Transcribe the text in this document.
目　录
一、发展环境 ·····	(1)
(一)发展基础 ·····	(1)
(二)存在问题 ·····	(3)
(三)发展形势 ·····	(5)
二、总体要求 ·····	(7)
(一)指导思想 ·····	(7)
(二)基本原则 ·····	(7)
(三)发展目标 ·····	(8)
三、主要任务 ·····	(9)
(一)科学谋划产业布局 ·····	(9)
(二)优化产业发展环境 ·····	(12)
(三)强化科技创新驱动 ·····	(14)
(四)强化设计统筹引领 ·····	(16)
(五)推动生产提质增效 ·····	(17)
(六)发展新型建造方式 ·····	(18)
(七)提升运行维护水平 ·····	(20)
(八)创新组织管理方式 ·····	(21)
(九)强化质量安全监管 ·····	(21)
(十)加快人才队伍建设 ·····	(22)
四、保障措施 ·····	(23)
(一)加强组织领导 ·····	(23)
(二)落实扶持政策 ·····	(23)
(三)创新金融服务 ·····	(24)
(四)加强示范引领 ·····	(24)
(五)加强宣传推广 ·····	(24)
------------
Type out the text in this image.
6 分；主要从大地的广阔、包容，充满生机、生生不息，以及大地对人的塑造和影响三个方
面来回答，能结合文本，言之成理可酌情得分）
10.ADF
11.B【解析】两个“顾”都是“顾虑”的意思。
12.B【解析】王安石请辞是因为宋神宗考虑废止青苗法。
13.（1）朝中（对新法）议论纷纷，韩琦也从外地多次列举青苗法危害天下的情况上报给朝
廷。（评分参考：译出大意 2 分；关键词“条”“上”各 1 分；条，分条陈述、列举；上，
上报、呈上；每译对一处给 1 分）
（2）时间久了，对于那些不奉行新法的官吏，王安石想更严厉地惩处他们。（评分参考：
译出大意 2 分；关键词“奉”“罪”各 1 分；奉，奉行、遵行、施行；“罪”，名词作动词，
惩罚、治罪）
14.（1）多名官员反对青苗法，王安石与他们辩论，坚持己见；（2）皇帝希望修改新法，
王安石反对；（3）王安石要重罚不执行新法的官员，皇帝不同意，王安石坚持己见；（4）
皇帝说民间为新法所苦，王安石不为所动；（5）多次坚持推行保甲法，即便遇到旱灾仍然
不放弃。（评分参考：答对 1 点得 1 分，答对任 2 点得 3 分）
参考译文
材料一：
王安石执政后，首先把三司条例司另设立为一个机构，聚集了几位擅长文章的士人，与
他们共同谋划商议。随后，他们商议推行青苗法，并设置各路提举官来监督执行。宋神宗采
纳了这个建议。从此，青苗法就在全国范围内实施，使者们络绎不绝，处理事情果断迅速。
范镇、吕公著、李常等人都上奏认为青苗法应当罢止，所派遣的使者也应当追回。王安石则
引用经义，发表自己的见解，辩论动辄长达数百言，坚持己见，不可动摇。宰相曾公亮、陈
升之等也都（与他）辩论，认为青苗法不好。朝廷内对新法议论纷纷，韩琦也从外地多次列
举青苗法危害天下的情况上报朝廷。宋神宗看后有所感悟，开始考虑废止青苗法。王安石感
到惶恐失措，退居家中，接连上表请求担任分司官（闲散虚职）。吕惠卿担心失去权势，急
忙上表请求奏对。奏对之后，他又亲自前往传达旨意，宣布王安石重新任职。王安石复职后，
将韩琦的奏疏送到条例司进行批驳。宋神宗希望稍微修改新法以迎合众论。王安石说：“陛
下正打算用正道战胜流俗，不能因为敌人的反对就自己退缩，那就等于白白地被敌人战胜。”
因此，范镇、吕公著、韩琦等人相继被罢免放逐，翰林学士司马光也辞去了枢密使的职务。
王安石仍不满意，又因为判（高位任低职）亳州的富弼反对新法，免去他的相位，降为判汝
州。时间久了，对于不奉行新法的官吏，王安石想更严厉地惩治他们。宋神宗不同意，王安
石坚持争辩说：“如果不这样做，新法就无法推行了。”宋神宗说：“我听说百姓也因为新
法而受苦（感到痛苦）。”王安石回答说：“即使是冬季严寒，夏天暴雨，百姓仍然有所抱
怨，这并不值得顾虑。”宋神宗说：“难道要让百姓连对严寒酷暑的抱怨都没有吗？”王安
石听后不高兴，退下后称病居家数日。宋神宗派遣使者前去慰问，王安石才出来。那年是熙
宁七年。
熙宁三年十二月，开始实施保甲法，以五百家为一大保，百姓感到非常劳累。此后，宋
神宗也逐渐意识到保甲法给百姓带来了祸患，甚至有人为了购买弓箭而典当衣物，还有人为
------------
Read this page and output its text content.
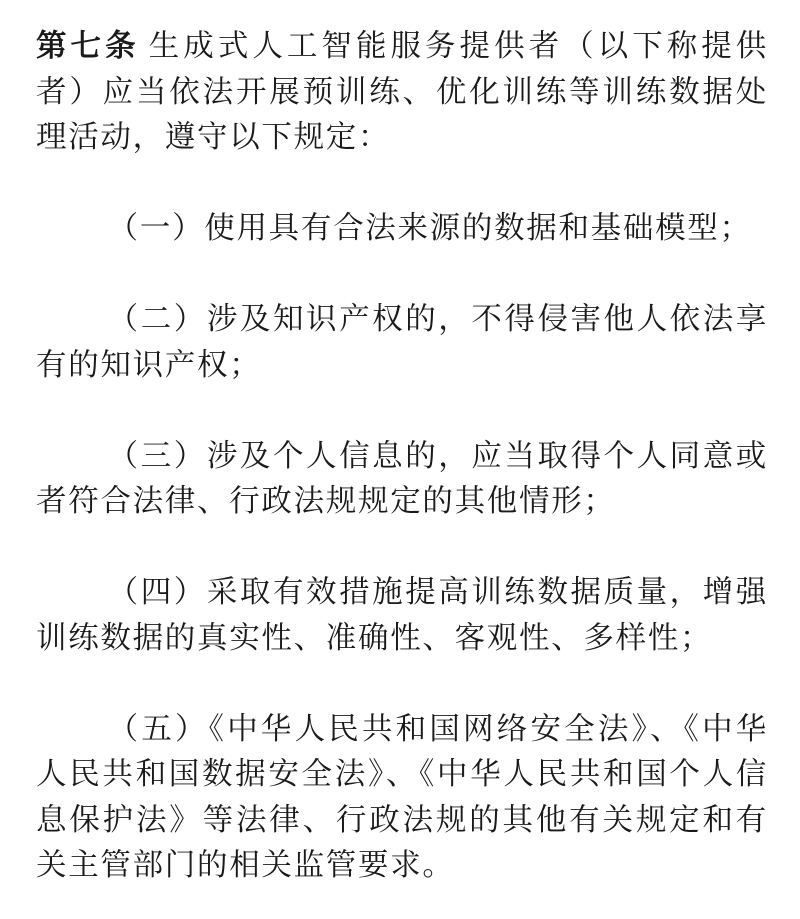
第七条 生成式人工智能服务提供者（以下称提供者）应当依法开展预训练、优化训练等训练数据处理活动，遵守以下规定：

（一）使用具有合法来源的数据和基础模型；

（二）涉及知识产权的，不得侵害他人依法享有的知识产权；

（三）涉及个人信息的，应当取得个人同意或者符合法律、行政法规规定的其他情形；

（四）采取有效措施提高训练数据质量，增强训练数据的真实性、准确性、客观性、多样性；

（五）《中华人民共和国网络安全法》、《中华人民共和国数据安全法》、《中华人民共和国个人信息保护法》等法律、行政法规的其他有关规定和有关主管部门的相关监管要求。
------------
*Task prompt:* Select and copy every line of the listing with the word "this".

*Task result:*
Transcribe the text in this document.
Type out the text in this image.
Read this page and output its text content.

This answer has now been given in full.